◆ **DESCRIPTION OF THE TASK**
Return all lines below containing the word "JSON".

--- Start of PROVIDED DATA ---

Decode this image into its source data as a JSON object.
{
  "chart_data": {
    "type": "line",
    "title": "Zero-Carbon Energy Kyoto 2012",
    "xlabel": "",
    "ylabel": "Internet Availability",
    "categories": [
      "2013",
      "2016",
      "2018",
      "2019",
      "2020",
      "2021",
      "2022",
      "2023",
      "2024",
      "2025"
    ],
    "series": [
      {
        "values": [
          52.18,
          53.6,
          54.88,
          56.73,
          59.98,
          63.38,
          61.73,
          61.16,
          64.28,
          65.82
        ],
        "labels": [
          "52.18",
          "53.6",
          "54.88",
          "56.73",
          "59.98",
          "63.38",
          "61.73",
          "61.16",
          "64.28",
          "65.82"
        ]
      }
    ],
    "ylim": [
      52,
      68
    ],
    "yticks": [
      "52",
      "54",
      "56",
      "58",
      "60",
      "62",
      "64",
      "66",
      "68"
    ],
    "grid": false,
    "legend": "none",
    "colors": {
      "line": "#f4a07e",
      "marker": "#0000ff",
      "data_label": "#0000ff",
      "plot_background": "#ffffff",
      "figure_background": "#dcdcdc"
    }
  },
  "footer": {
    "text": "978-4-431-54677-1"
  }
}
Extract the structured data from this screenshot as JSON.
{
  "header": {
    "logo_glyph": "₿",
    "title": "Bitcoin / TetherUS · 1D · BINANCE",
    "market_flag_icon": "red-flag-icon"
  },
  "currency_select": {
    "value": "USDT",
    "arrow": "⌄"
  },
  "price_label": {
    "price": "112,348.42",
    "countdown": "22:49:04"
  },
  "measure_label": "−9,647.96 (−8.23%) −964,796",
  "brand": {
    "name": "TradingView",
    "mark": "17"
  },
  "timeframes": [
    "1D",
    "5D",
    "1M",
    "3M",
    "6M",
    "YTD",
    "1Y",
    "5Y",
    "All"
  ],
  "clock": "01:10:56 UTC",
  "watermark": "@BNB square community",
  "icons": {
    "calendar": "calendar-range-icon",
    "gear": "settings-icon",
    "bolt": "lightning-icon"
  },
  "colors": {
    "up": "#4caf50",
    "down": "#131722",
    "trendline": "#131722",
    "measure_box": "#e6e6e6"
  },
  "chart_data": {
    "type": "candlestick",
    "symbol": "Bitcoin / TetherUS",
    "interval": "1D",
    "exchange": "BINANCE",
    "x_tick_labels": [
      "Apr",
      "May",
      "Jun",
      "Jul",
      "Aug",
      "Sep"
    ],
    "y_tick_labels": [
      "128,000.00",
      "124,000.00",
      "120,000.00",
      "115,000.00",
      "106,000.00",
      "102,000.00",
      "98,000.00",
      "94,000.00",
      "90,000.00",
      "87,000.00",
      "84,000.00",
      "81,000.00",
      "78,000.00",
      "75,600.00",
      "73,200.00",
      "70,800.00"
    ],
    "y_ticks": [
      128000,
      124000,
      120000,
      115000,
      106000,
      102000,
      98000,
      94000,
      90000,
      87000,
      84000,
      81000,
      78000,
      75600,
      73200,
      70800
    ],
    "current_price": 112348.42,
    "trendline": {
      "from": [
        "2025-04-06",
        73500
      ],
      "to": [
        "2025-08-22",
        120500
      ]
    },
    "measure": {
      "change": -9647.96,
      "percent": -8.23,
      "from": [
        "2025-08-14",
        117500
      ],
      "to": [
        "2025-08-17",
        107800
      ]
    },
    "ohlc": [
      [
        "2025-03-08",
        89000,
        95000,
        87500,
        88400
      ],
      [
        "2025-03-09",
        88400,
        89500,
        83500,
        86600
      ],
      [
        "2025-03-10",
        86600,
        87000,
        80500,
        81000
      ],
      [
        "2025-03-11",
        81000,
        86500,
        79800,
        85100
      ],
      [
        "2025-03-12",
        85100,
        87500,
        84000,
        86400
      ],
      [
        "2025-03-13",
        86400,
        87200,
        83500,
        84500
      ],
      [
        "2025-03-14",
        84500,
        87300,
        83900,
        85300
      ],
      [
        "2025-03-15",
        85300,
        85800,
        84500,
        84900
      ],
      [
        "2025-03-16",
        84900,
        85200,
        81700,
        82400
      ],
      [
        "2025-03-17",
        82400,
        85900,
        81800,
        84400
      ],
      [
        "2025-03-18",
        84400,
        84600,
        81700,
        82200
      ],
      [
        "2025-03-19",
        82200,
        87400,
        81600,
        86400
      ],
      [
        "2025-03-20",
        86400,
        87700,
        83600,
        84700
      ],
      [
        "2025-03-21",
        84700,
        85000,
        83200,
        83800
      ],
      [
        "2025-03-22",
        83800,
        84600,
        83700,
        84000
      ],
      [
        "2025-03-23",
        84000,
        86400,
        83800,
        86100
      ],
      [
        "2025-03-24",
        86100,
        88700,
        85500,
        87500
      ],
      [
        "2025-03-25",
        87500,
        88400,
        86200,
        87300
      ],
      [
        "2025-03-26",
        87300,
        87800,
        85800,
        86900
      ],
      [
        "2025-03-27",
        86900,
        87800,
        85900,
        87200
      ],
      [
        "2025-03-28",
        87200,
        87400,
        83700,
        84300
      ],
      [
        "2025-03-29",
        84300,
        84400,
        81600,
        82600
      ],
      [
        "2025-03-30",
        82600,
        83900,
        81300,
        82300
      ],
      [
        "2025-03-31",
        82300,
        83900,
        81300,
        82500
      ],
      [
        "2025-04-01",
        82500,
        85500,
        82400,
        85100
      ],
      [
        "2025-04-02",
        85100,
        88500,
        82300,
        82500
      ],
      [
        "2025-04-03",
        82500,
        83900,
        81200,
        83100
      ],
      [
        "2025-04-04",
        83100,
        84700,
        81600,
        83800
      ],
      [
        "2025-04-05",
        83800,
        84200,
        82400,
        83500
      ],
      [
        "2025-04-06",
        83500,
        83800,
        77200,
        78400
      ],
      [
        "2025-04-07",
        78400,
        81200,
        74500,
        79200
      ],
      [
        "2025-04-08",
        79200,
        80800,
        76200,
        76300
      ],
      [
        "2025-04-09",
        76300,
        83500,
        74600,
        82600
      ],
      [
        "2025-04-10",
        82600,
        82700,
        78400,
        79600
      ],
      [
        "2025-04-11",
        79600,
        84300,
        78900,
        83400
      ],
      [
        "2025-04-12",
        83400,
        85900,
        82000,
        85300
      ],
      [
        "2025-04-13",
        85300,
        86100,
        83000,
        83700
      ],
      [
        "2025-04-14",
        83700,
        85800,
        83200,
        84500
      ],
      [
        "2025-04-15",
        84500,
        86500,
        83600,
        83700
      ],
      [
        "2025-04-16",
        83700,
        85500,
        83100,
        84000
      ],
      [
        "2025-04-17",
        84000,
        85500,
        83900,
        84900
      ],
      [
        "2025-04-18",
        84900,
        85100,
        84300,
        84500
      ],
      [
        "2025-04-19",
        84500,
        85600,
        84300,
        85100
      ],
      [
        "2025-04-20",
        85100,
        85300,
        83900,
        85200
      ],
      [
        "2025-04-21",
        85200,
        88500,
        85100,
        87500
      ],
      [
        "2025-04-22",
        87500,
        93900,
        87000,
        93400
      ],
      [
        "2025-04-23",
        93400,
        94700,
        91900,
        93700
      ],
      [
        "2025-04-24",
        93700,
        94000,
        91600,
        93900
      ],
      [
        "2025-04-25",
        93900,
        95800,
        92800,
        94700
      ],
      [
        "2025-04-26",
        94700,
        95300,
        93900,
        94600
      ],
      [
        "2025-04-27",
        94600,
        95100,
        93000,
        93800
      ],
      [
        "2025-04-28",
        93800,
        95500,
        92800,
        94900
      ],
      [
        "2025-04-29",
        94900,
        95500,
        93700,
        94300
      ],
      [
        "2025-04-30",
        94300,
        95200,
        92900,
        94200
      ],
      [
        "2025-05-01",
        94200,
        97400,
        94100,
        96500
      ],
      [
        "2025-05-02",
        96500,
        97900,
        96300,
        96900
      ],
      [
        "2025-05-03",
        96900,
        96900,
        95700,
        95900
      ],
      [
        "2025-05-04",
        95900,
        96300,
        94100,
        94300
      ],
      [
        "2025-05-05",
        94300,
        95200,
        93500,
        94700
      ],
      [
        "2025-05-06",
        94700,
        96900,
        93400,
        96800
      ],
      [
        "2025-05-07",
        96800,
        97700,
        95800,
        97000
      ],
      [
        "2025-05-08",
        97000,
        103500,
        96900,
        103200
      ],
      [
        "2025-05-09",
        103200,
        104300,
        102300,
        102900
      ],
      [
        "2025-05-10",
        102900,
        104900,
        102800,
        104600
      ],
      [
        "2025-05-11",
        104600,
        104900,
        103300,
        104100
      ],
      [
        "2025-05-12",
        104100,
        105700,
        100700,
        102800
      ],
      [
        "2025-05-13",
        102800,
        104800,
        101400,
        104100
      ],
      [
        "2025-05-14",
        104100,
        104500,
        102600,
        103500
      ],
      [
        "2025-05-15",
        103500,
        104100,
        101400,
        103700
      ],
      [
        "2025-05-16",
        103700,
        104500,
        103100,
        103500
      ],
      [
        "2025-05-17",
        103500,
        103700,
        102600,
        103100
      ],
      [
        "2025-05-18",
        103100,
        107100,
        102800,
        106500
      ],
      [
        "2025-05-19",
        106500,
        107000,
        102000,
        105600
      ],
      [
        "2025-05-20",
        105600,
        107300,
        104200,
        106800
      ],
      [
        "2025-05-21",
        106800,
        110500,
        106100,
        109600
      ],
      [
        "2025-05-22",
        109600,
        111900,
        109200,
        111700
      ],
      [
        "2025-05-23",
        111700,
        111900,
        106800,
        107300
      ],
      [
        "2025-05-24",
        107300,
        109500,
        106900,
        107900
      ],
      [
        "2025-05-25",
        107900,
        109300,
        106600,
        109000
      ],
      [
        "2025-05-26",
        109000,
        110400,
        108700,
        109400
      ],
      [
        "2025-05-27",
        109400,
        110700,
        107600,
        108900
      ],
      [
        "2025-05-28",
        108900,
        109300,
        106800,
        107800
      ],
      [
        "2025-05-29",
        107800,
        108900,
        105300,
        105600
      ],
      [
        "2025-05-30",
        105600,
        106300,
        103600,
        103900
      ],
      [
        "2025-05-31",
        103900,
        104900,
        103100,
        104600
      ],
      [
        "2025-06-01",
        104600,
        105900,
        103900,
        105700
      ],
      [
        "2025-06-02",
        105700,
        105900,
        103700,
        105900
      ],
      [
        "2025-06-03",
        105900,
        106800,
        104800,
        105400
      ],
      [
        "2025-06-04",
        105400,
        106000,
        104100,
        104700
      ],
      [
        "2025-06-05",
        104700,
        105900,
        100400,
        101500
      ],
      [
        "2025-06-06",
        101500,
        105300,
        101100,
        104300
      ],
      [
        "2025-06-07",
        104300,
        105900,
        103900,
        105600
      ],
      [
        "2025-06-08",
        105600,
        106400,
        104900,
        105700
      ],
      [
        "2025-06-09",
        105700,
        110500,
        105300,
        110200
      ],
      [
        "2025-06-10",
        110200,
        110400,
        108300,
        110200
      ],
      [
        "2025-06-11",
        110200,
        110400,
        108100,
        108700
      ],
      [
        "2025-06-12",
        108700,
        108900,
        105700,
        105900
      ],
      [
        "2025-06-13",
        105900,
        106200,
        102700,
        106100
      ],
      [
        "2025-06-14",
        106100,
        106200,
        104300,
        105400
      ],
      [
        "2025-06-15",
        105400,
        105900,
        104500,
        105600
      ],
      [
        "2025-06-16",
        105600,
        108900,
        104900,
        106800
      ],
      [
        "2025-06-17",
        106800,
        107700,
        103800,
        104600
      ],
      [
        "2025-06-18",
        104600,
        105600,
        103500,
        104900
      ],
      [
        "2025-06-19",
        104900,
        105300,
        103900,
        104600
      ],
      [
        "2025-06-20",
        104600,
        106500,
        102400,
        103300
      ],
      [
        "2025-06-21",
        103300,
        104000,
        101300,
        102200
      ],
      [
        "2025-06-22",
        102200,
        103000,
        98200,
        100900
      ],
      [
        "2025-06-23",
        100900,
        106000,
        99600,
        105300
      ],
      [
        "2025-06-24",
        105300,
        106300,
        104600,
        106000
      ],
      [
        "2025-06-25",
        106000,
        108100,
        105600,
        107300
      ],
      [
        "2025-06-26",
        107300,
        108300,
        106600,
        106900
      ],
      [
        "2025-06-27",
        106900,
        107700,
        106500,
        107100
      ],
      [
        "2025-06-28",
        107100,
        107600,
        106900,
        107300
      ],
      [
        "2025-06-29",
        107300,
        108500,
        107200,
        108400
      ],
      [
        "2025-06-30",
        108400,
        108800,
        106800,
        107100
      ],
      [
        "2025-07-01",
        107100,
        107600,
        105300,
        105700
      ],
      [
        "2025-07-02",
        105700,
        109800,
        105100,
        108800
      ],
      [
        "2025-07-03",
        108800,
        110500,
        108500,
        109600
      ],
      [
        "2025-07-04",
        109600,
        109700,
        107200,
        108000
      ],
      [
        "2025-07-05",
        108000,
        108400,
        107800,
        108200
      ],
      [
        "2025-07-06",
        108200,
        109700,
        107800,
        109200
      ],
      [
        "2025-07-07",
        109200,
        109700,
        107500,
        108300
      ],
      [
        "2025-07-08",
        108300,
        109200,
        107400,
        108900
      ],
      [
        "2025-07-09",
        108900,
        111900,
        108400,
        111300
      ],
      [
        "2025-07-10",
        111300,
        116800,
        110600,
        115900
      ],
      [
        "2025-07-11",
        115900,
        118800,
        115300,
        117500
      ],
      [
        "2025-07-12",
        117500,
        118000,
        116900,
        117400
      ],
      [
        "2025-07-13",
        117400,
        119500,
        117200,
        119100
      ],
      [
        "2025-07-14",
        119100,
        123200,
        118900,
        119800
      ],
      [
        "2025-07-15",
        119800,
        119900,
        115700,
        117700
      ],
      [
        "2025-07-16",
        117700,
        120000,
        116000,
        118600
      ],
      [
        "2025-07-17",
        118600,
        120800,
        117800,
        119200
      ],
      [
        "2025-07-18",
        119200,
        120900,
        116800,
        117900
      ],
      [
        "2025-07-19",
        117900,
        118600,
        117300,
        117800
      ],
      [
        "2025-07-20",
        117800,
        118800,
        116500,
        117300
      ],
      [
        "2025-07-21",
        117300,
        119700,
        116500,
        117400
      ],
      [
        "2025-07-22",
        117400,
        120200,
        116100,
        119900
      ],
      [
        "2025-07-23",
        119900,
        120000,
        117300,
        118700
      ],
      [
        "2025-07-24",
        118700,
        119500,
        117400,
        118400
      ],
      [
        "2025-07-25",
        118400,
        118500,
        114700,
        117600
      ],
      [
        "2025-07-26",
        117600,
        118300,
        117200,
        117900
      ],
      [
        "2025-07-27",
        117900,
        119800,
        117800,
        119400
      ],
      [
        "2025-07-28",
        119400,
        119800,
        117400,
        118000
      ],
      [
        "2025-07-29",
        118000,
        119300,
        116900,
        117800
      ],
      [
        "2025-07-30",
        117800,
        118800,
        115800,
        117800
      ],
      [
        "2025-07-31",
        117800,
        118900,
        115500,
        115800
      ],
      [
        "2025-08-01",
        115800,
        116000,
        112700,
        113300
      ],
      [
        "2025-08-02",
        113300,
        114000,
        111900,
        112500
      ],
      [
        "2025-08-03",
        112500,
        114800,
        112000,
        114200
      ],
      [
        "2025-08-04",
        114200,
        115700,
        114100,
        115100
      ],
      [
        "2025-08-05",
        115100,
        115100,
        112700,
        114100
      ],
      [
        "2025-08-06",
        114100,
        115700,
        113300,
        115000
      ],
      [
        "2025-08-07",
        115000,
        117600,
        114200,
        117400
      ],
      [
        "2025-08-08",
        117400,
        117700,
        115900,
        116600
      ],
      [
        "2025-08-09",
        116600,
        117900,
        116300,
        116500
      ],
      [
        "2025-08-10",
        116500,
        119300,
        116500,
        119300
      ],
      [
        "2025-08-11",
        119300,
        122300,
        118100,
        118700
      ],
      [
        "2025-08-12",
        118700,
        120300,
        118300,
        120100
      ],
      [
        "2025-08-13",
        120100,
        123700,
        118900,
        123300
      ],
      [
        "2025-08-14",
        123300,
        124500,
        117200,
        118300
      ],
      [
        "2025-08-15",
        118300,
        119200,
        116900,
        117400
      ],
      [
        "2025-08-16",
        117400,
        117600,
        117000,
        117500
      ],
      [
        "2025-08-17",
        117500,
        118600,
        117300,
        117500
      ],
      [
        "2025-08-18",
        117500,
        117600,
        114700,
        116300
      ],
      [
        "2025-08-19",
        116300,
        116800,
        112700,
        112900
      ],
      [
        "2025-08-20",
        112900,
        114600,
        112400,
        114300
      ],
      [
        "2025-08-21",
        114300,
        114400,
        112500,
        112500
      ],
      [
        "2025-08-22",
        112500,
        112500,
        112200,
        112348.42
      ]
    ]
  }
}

--- End of PROVIDED DATA ---

◆ **COMPLETED EXERCISE**
Decode this image into its source data as a JSON object.
Extract the structured data from this screenshot as JSON.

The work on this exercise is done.